Layout coordinate data -
------------------------------------------------

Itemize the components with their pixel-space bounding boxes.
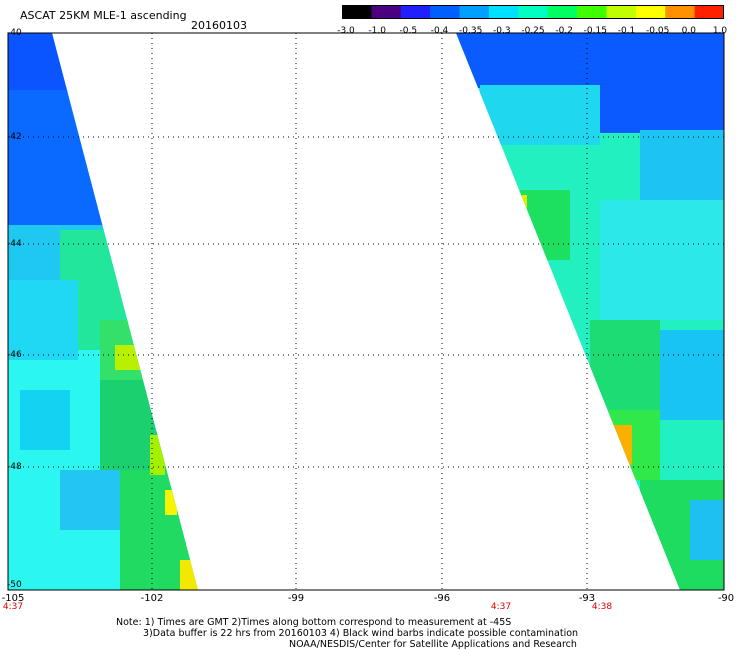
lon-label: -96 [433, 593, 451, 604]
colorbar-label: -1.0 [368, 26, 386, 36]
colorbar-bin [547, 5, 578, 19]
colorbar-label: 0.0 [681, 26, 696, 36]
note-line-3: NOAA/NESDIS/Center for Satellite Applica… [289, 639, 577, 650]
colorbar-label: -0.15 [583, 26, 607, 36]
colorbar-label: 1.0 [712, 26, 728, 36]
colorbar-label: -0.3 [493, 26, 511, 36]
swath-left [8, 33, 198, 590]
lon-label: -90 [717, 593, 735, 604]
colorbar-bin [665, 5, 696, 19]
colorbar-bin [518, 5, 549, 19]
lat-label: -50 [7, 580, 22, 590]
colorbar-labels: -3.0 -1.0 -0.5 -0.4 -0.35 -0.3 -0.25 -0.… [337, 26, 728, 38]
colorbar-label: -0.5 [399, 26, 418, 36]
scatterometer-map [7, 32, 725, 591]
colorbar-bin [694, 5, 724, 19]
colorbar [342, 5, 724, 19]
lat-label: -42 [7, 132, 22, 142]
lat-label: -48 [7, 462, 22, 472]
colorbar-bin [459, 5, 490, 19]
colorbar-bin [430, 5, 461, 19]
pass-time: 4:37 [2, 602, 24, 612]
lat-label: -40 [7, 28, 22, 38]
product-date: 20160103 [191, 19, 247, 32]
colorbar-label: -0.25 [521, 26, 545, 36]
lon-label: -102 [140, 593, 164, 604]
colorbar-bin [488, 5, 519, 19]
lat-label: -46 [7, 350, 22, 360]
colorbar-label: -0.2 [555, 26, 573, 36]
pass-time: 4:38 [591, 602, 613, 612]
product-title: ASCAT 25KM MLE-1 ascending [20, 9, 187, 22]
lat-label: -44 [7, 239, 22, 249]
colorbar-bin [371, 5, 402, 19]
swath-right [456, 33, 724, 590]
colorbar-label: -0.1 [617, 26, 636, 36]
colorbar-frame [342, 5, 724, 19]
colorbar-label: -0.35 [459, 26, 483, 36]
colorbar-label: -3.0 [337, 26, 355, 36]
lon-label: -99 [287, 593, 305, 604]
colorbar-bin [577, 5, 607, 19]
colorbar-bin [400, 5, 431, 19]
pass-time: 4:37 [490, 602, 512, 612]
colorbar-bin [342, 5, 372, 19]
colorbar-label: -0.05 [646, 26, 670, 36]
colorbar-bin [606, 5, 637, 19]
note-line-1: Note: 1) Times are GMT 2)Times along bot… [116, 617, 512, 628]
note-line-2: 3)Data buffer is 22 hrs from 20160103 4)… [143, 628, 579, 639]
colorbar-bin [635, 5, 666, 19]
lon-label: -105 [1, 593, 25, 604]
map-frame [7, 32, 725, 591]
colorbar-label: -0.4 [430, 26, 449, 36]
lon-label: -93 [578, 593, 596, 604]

------------------------------------------------

Problem to work on - Write out all the rows above verbatim, leaving out the picture.

Task result -
Itemize the components with their pixel-space bounding boxes.
lon-label: -96 [433, 593, 451, 604]
colorbar-label: -1.0 [368, 26, 386, 36]
colorbar-bin [547, 5, 578, 19]
colorbar-label: 0.0 [681, 26, 696, 36]
note-line-3: NOAA/NESDIS/Center for Satellite Applica… [289, 639, 577, 650]
colorbar-label: -0.15 [583, 26, 607, 36]
colorbar-label: 1.0 [712, 26, 728, 36]
colorbar-label: -0.3 [493, 26, 511, 36]
swath-left [8, 33, 198, 590]
lon-label: -90 [717, 593, 735, 604]
colorbar-bin [665, 5, 696, 19]
colorbar-bin [518, 5, 549, 19]
lat-label: -50 [7, 580, 22, 590]
colorbar-labels: -3.0 -1.0 -0.5 -0.4 -0.35 -0.3 -0.25 -0.… [337, 26, 728, 38]
colorbar-label: -0.5 [399, 26, 418, 36]
scatterometer-map [7, 32, 725, 591]
colorbar-bin [694, 5, 724, 19]
colorbar [342, 5, 724, 19]
lat-label: -42 [7, 132, 22, 142]
lat-label: -48 [7, 462, 22, 472]
colorbar-bin [459, 5, 490, 19]
colorbar-bin [430, 5, 461, 19]
pass-time: 4:37 [2, 602, 24, 612]
lat-label: -40 [7, 28, 22, 38]
product-date: 20160103 [191, 19, 247, 32]
colorbar-label: -0.25 [521, 26, 545, 36]
lon-label: -102 [140, 593, 164, 604]
colorbar-bin [488, 5, 519, 19]
lat-label: -46 [7, 350, 22, 360]
colorbar-label: -0.2 [555, 26, 573, 36]
pass-time: 4:38 [591, 602, 613, 612]
product-title: ASCAT 25KM MLE-1 ascending [20, 9, 187, 22]
lat-label: -44 [7, 239, 22, 249]
colorbar-bin [371, 5, 402, 19]
swath-right [456, 33, 724, 590]
colorbar-label: -0.1 [617, 26, 636, 36]
colorbar-frame [342, 5, 724, 19]
colorbar-label: -0.35 [459, 26, 483, 36]
colorbar-label: -3.0 [337, 26, 355, 36]
lon-label: -99 [287, 593, 305, 604]
colorbar-bin [577, 5, 607, 19]
colorbar-bin [400, 5, 431, 19]
pass-time: 4:37 [490, 602, 512, 612]
colorbar-bin [342, 5, 372, 19]
colorbar-label: -0.05 [646, 26, 670, 36]
colorbar-bin [606, 5, 637, 19]
note-line-1: Note: 1) Times are GMT 2)Times along bot… [116, 617, 512, 628]
note-line-2: 3)Data buffer is 22 hrs from 20160103 4)… [143, 628, 579, 639]
colorbar-bin [635, 5, 666, 19]
lon-label: -105 [1, 593, 25, 604]
map-frame [7, 32, 725, 591]
colorbar-label: -0.4 [430, 26, 449, 36]
lon-label: -93 [578, 593, 596, 604]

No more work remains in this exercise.